§ Given instruction: Quote the whole listing exactly. Leave the pictures out of your copy.

§ Records provided:

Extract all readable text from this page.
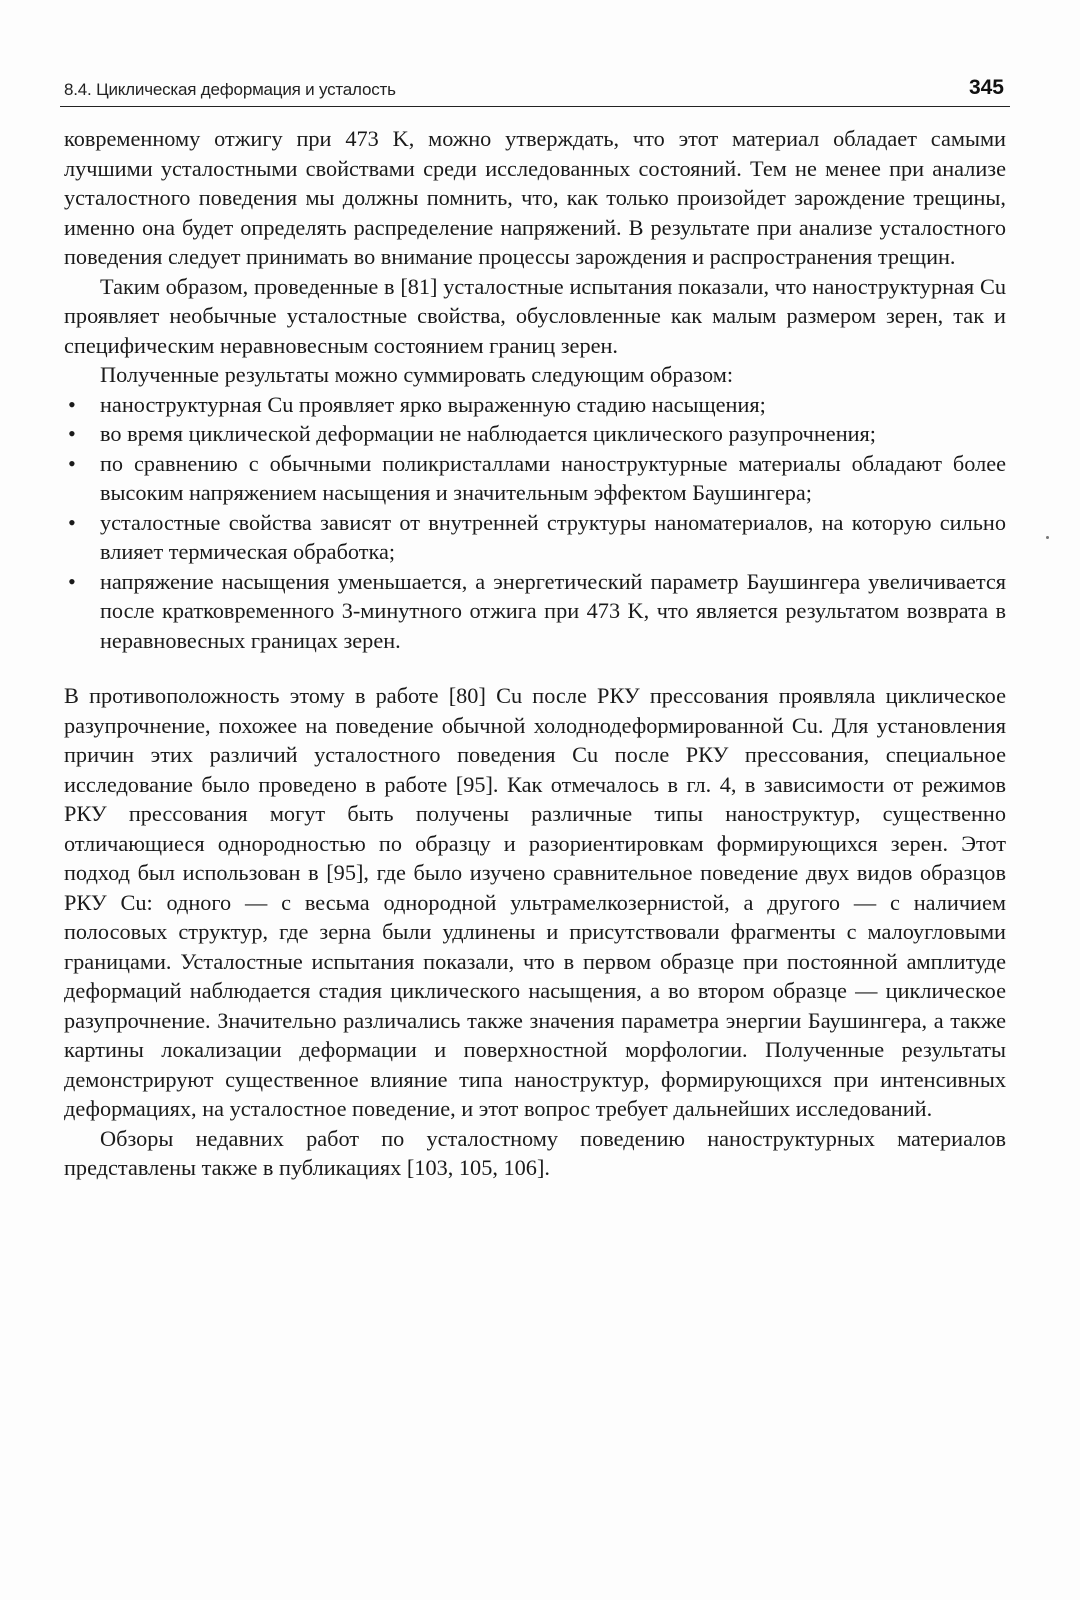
8.4. Циклическая деформация и усталость	345

ковременному отжигу при 473 K, можно утверждать, что этот материал обладает самыми лучшими усталостными свойствами среди исследованных состояний. Тем не менее при анализе усталостного поведения мы должны помнить, что, как только произойдет зарождение трещины, именно она будет определять распределение напряжений. В результате при анализе усталостного поведения следует принимать во внимание процессы зарождения и распространения трещин.

Таким образом, проведенные в [81] усталостные испытания показали, что наноструктурная Cu проявляет необычные усталостные свойства, обусловленные как малым размером зерен, так и специфическим неравновесным состоянием границ зерен.

Полученные результаты можно суммировать следующим образом:

• наноструктурная Cu проявляет ярко выраженную стадию насыщения;
• во время циклической деформации не наблюдается циклического разупрочнения;
• по сравнению с обычными поликристаллами наноструктурные материалы обладают более высоким напряжением насыщения и значительным эффектом Баушингера;
• усталостные свойства зависят от внутренней структуры наноматериалов, на которую сильно влияет термическая обработка;
• напряжение насыщения уменьшается, а энергетический параметр Баушингера увеличивается после кратковременного 3-минутного отжига при 473 K, что является результатом возврата в неравновесных границах зерен.

В противоположность этому в работе [80] Cu после РКУ прессования проявляла циклическое разупрочнение, похожее на поведение обычной холоднодеформированной Cu. Для установления причин этих различий усталостного поведения Cu после РКУ прессования, специальное исследование было проведено в работе [95]. Как отмечалось в гл. 4, в зависимости от режимов РКУ прессования могут быть получены различные типы наноструктур, существенно отличающиеся однородностью по образцу и разориентировкам формирующихся зерен. Этот подход был использован в [95], где было изучено сравнительное поведение двух видов образцов РКУ Cu: одного — с весьма однородной ультрамелкозернистой, а другого — с наличием полосовых структур, где зерна были удлинены и присутствовали фрагменты с малоугловыми границами. Усталостные испытания показали, что в первом образце при постоянной амплитуде деформаций наблюдается стадия циклического насыщения, а во втором образце — циклическое разупрочнение. Значительно различались также значения параметра энергии Баушингера, а также картины локализации деформации и поверхностной морфологии. Полученные результаты демонстрируют существенное влияние типа наноструктур, формирующихся при интенсивных деформациях, на усталостное поведение, и этот вопрос требует дальнейших исследований.

Обзоры недавних работ по усталостному поведению наноструктурных материалов представлены также в публикациях [103, 105, 106].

§ Answer for this exercise:
Extract all readable text from this page.
8.4. Циклическая деформация и усталость	345

ковременному отжигу при 473 K, можно утверждать, что этот материал обладает самыми лучшими усталостными свойствами среди исследованных состояний. Тем не менее при анализе усталостного поведения мы должны помнить, что, как только произойдет зарождение трещины, именно она будет определять распределение напряжений. В результате при анализе усталостного поведения следует принимать во внимание процессы зарождения и распространения трещин.

Таким образом, проведенные в [81] усталостные испытания показали, что наноструктурная Cu проявляет необычные усталостные свойства, обусловленные как малым размером зерен, так и специфическим неравновесным состоянием границ зерен.

Полученные результаты можно суммировать следующим образом:

• наноструктурная Cu проявляет ярко выраженную стадию насыщения;
• во время циклической деформации не наблюдается циклического разупрочнения;
• по сравнению с обычными поликристаллами наноструктурные материалы обладают более высоким напряжением насыщения и значительным эффектом Баушингера;
• усталостные свойства зависят от внутренней структуры наноматериалов, на которую сильно влияет термическая обработка;
• напряжение насыщения уменьшается, а энергетический параметр Баушингера увеличивается после кратковременного 3-минутного отжига при 473 K, что является результатом возврата в неравновесных границах зерен.

В противоположность этому в работе [80] Cu после РКУ прессования проявляла циклическое разупрочнение, похожее на поведение обычной холоднодеформированной Cu. Для установления причин этих различий усталостного поведения Cu после РКУ прессования, специальное исследование было проведено в работе [95]. Как отмечалось в гл. 4, в зависимости от режимов РКУ прессования могут быть получены различные типы наноструктур, существенно отличающиеся однородностью по образцу и разориентировкам формирующихся зерен. Этот подход был использован в [95], где было изучено сравнительное поведение двух видов образцов РКУ Cu: одного — с весьма однородной ультрамелкозернистой, а другого — с наличием полосовых структур, где зерна были удлинены и присутствовали фрагменты с малоугловыми границами. Усталостные испытания показали, что в первом образце при постоянной амплитуде деформаций наблюдается стадия циклического насыщения, а во втором образце — циклическое разупрочнение. Значительно различались также значения параметра энергии Баушингера, а также картины локализации деформации и поверхностной морфологии. Полученные результаты демонстрируют существенное влияние типа наноструктур, формирующихся при интенсивных деформациях, на усталостное поведение, и этот вопрос требует дальнейших исследований.

Обзоры недавних работ по усталостному поведению наноструктурных материалов представлены также в публикациях [103, 105, 106].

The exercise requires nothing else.